**Written exercise**
All records below must be retyped exactly.

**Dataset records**
------------------------
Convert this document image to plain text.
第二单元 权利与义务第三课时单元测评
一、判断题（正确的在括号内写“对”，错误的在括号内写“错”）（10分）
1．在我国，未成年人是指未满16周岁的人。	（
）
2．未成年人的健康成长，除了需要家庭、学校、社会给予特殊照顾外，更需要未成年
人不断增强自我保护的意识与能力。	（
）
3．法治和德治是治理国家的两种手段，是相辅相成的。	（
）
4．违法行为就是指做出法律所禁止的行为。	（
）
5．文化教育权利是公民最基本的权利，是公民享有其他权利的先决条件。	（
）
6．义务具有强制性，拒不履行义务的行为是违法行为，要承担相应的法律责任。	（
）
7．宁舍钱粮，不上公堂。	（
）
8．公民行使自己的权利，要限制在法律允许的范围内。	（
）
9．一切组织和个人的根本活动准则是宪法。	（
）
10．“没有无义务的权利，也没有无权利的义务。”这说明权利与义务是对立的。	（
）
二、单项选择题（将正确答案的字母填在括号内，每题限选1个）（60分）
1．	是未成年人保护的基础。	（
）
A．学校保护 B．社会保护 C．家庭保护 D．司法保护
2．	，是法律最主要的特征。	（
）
------------------------
**Full response**
Convert this document image to plain text.
第二单元 权利与义务第三课时单元测评
一、判断题（正确的在括号内写“对”，错误的在括号内写“错”）（10分）
1．在我国，未成年人是指未满16周岁的人。	（
）
2．未成年人的健康成长，除了需要家庭、学校、社会给予特殊照顾外，更需要未成年
人不断增强自我保护的意识与能力。	（
）
3．法治和德治是治理国家的两种手段，是相辅相成的。	（
）
4．违法行为就是指做出法律所禁止的行为。	（
）
5．文化教育权利是公民最基本的权利，是公民享有其他权利的先决条件。	（
）
6．义务具有强制性，拒不履行义务的行为是违法行为，要承担相应的法律责任。	（
）
7．宁舍钱粮，不上公堂。	（
）
8．公民行使自己的权利，要限制在法律允许的范围内。	（
）
9．一切组织和个人的根本活动准则是宪法。	（
）
10．“没有无义务的权利，也没有无权利的义务。”这说明权利与义务是对立的。	（
）
二、单项选择题（将正确答案的字母填在括号内，每题限选1个）（60分）
1．	是未成年人保护的基础。	（
）
A．学校保护 B．社会保护 C．家庭保护 D．司法保护
2．	，是法律最主要的特征。	（
）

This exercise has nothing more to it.